Beginning with the line that holds "OCR this image." and ending with the last line below, repeat each line exactly, leaving any pictures out.

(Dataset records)
::::::
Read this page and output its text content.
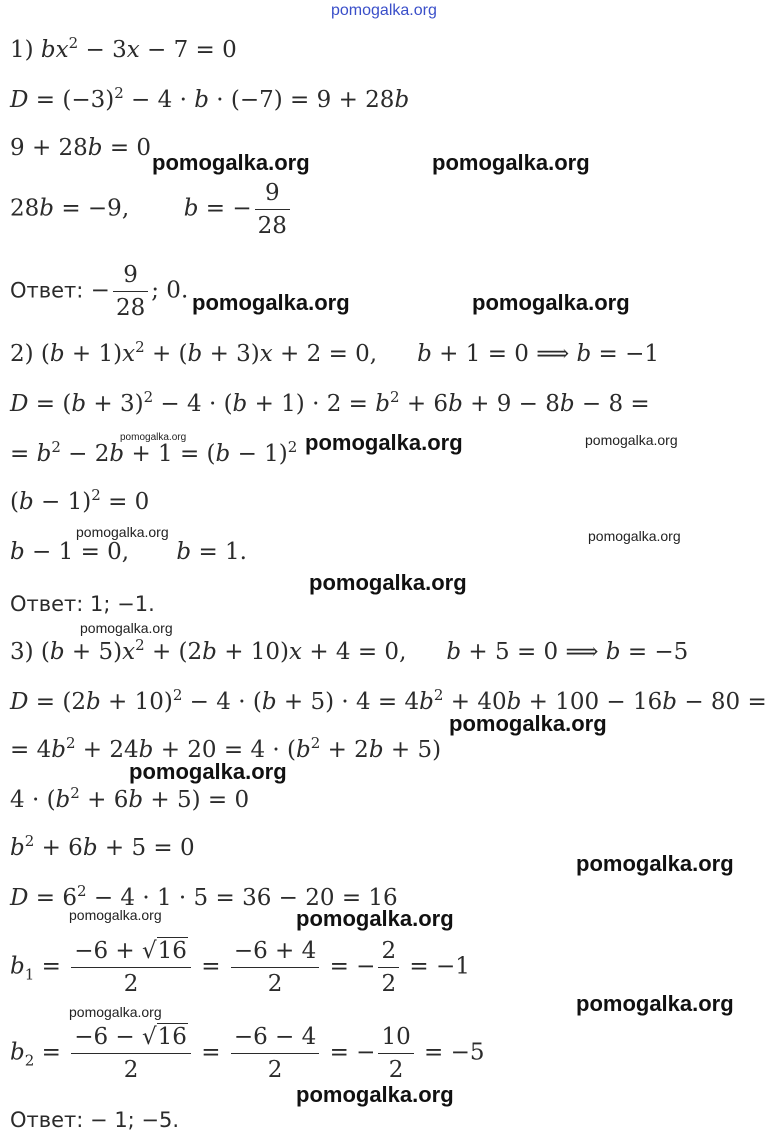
pomogalka.org
pomogalka.org	pomogalka.org
pomogalka.org	pomogalka.org
pomogalka.org	pomogalka.org	pomogalka.org
pomogalka.org	pomogalka.org
pomogalka.org
pomogalka.org
pomogalka.org
pomogalka.org
pomogalka.org
pomogalka.org	pomogalka.org
pomogalka.org
pomogalka.org
pomogalka.org
1) $bx^2 - 3x - 7 = 0$
$D = (-3)^2 - 4 \cdot b \cdot (-7) = 9 + 28b$
9 + 28b = 0
28b = −9, b = − $\frac{9}{28}$
Ответ: − $\frac{9}{28}$ ; 0.
2) $(b + 1)x^2 + (b + 3)x + 2 = 0$, b + 1 = 0 ⟹ b = −1
$D = (b + 3)^2 - 4 \cdot (b + 1) \cdot 2 = b^2 + 6b + 9 - 8b - 8$ =
= $b^2 - 2b + 1 = (b - 1)^2$
$(b - 1)^2 = 0$
b − 1 = 0, b = 1.
Ответ: 1; −1.
3) $(b + 5)x^2 + (2b + 10)x + 4 = 0$, b + 5 = 0 ⟹ b = −5
$D = (2b + 10)^2 - 4 \cdot (b + 5) \cdot 4 = 4b^2 + 40b + 100 - 16b - 80$ =
= $4b^2 + 24b + 20 = 4 \cdot (b^2 + 2b + 5)$
$4 \cdot (b^2 + 6b + 5) = 0$
$b^2 + 6b + 5 = 0$
$D = 6^2 - 4 \cdot 1 \cdot 5 = 36 - 20 = 16$
$b_1 = \frac{-6 + √16}{2} = \frac{-6 + 4}{2}$ = − $\frac{2}{2} = -1$
$b_2 = \frac{-6 - √16}{2} = \frac{-6 - 4}{2}$ = − $\frac{10}{2} = -5$
Ответ: − 1; −5.
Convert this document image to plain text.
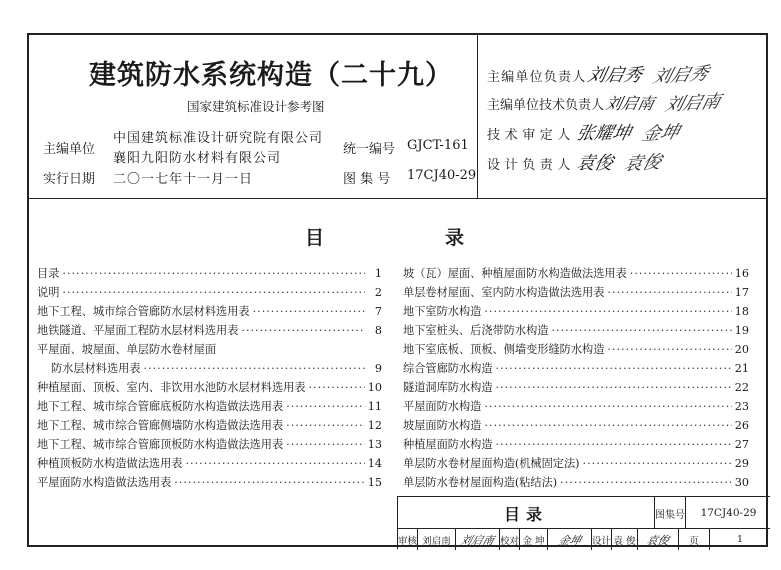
建筑防水系统构造（二十九）
国家建筑标准设计参考图
主编单位
中国建筑标准设计研究院有限公司
襄阳九阳防水材料有限公司
实行日期 二〇一七年十一月一日
统一编号 GJCT-161
图 集 号 17CJ40-29
主编单位负责人刘启秀 刘启秀
主编单位技术负责人刘启南 刘启南
技术审定人张耀坤 金坤
设计负责人袁俊 袁俊
目	录
目录 ·····	1
说明 ·····	2
地下工程、城市综合管廊防水层材料选用表 ·····	7
地铁隧道、平屋面工程防水层材料选用表 ·····	8
平屋面、坡屋面、单层防水卷材屋面
防水层材料选用表 ·····	9
种植屋面、顶板、室内、非饮用水池防水层材料选用表 ·····	10
地下工程、城市综合管廊底板防水构造做法选用表 ·····	11
地下工程、城市综合管廊侧墙防水构造做法选用表 ·····	12
地下工程、城市综合管廊顶板防水构造做法选用表 ·····	13
种植顶板防水构造做法选用表 ·····	14
平屋面防水构造做法选用表 ·····	15
坡（瓦）屋面、种植屋面防水构造做法选用表 ·····	16
单层卷材屋面、室内防水构造做法选用表 ·····	17
地下室防水构造 ·····	18
地下室桩头、后浇带防水构造 ·····	19
地下室底板、顶板、侧墙变形缝防水构造 ·····	20
综合管廊防水构造 ·····	21
隧道洞库防水构造 ·····	22
平屋面防水构造 ·····	23
坡屋面防水构造 ·····	26
种植屋面防水构造 ·····	27
单层防水卷材屋面构造(机械固定法) ·····	29
单层防水卷材屋面构造(粘结法) ·····	30
目录	图集号	17CJ40-29
审核 刘启南 刘启南 校对 金 坤	金坤 设计 袁 俊 袁俊	页	1
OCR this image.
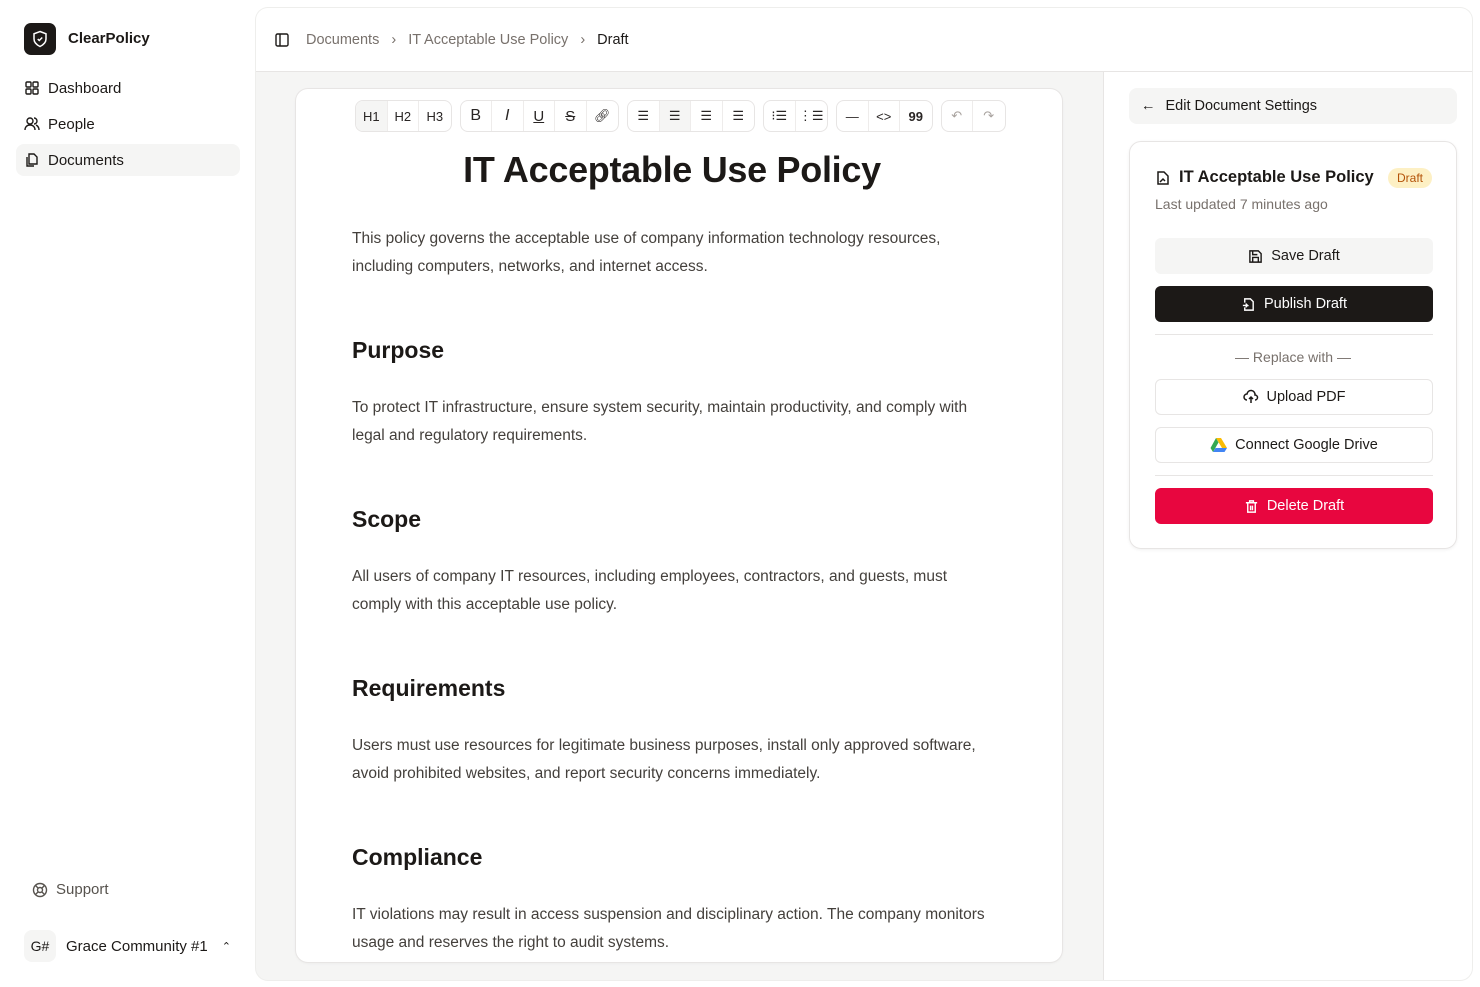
ClearPolicy
Dashboard
People
Documents
Support
G#	Grace Community #1 ⌃

Documents › IT Acceptable Use Policy › Draft
H1	H2	H3	B	I	U	S	🔗︎	☰	☰	☰	☰	⁝☰ ⋮☰	—	<>	99	↶	↷
IT Acceptable Use Policy

This policy governs the acceptable use of company information technology resources, including computers, networks, and internet access.

Purpose

To protect IT infrastructure, ensure system security, maintain productivity, and comply with legal and regulatory requirements.

Scope

All users of company IT resources, including employees, contractors, and guests, must comply with this acceptable use policy.

Requirements

Users must use resources for legitimate business purposes, install only approved software, avoid prohibited websites, and report security concerns immediately.

Compliance

IT violations may result in access suspension and disciplinary action. The company monitors usage and reserves the right to audit systems.

← Edit Document Settings
IT Acceptable Use Policy	Draft
Last updated 7 minutes ago
Save Draft
Publish Draft
— Replace with —
Upload PDF
Connect Google Drive
Delete Draft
::::::
### [CORRECT RESULT]
OCR this image.
ClearPolicy
Dashboard
People
Documents
Support
G#	Grace Community #1 ⌃

Documents › IT Acceptable Use Policy › Draft
H1	H2	H3	B	I	U	S	🔗︎	☰	☰	☰	☰	⁝☰ ⋮☰	—	<>	99	↶	↷
IT Acceptable Use Policy

This policy governs the acceptable use of company information technology resources, including computers, networks, and internet access.

Purpose

To protect IT infrastructure, ensure system security, maintain productivity, and comply with legal and regulatory requirements.

Scope

All users of company IT resources, including employees, contractors, and guests, must comply with this acceptable use policy.

Requirements

Users must use resources for legitimate business purposes, install only approved software, avoid prohibited websites, and report security concerns immediately.

Compliance

IT violations may result in access suspension and disciplinary action. The company monitors usage and reserves the right to audit systems.

← Edit Document Settings
IT Acceptable Use Policy	Draft
Last updated 7 minutes ago
Save Draft
Publish Draft
— Replace with —
Upload PDF
Connect Google Drive
Delete Draft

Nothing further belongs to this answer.